Task input →
· · · · ·
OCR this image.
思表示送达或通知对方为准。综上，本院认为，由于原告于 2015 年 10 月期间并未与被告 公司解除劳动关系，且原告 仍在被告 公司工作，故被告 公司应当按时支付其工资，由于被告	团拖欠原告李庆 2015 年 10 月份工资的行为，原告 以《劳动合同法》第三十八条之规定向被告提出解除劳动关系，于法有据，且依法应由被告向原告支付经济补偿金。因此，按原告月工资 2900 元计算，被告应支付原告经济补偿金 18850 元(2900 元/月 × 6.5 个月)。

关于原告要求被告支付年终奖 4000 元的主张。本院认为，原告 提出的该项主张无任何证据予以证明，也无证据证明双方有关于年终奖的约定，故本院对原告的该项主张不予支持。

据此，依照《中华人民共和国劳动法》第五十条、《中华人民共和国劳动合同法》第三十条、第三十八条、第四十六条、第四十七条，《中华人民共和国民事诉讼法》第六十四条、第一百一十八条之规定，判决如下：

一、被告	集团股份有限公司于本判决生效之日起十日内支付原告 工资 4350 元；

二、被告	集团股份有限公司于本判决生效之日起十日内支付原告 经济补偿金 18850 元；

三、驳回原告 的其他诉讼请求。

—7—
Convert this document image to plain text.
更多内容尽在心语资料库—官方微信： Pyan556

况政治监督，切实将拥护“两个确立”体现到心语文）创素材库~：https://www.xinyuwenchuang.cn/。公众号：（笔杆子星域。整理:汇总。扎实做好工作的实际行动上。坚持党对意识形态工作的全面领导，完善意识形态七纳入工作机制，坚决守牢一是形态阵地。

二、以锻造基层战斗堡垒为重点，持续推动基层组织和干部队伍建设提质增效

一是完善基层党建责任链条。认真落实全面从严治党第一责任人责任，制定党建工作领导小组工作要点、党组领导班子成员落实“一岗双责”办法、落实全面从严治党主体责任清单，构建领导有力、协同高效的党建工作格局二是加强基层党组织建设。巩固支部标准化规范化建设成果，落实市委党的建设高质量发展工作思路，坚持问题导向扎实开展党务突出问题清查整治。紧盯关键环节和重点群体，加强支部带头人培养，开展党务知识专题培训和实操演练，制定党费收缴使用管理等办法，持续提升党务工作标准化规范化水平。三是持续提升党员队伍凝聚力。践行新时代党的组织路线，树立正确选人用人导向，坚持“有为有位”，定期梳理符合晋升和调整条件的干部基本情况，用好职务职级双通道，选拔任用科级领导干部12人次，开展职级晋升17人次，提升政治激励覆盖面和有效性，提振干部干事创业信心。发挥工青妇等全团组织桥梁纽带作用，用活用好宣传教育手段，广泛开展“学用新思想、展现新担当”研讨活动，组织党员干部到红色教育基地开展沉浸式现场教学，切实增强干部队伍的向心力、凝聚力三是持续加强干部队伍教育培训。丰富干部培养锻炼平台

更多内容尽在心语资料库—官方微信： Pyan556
· · · · ·
Work required → Copy out each line of the records that holds the string "集团股份有限公司于本判决生效之日起十日内支付原告".

In response →
一、被告	集团股份有限公司于本判决生效之日起十日内支付原告 工资 4350 元；
二、被告	集团股份有限公司于本判决生效之日起十日内支付原告 经济补偿金 18850 元；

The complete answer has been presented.